Exercise: The answer should consist of each line from the data below that includes "Ustekinumab".

Data for processing:
..........

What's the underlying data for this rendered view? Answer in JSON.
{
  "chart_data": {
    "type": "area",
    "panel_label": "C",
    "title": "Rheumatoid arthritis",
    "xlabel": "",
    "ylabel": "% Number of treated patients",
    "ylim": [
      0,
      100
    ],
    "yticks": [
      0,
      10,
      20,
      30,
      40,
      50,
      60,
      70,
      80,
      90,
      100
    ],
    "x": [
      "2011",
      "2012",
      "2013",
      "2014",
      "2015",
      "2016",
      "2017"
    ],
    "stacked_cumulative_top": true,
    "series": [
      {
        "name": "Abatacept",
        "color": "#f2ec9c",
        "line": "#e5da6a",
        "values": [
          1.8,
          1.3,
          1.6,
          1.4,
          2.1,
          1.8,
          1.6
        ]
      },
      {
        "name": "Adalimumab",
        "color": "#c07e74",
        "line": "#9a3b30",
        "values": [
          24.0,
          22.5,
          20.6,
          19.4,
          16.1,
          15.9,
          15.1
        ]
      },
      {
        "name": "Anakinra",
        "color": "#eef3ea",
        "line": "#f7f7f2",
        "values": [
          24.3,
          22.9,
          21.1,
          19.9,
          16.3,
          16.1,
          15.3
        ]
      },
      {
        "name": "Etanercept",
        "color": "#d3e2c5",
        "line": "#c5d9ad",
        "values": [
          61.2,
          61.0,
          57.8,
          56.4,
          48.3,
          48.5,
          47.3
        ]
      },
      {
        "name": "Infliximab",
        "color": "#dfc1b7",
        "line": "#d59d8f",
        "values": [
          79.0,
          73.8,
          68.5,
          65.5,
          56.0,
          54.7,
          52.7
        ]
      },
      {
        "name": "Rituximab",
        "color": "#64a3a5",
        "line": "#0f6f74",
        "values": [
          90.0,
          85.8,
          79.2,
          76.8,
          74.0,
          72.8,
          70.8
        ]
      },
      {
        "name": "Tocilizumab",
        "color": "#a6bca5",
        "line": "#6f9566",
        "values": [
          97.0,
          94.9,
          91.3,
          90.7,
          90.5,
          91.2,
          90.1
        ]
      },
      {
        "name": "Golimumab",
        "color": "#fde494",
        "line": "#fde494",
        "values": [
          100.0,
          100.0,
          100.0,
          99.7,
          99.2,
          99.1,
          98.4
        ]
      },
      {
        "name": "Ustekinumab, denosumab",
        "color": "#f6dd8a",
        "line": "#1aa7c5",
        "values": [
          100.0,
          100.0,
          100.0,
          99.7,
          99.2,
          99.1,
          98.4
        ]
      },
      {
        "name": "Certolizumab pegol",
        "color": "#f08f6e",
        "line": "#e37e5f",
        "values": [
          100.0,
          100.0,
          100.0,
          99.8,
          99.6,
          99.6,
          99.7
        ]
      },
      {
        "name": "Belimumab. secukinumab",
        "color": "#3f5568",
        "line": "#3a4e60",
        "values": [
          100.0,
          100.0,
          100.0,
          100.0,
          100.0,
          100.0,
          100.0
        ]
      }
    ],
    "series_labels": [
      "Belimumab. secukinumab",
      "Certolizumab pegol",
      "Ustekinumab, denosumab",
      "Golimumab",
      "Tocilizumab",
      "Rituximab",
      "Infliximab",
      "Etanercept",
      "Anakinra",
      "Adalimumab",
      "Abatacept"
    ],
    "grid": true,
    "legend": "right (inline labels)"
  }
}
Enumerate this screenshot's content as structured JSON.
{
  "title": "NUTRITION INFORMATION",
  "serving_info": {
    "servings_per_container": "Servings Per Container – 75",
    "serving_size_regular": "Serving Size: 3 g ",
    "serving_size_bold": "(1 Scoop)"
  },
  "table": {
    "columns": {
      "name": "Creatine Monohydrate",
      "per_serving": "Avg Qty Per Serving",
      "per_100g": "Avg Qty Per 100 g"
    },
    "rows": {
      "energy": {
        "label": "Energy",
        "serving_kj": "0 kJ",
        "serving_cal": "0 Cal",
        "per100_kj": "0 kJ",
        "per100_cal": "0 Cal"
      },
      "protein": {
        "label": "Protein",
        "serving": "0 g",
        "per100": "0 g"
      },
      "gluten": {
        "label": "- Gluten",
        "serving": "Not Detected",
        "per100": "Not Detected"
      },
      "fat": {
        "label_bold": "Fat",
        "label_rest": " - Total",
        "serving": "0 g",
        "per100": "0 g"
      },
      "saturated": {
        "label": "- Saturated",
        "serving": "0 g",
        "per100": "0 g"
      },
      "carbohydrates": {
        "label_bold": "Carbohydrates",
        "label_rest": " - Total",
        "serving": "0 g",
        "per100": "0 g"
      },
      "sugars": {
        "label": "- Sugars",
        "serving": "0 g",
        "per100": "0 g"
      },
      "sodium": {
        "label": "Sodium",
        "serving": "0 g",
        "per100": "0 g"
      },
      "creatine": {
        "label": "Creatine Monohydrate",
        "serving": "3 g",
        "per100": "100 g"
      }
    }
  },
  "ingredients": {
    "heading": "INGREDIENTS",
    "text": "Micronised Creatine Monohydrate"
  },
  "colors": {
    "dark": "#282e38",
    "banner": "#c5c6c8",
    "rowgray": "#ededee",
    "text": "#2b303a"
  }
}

..........

Written response:
        "name": "Ustekinumab, denosumab",
      "Ustekinumab, denosumab",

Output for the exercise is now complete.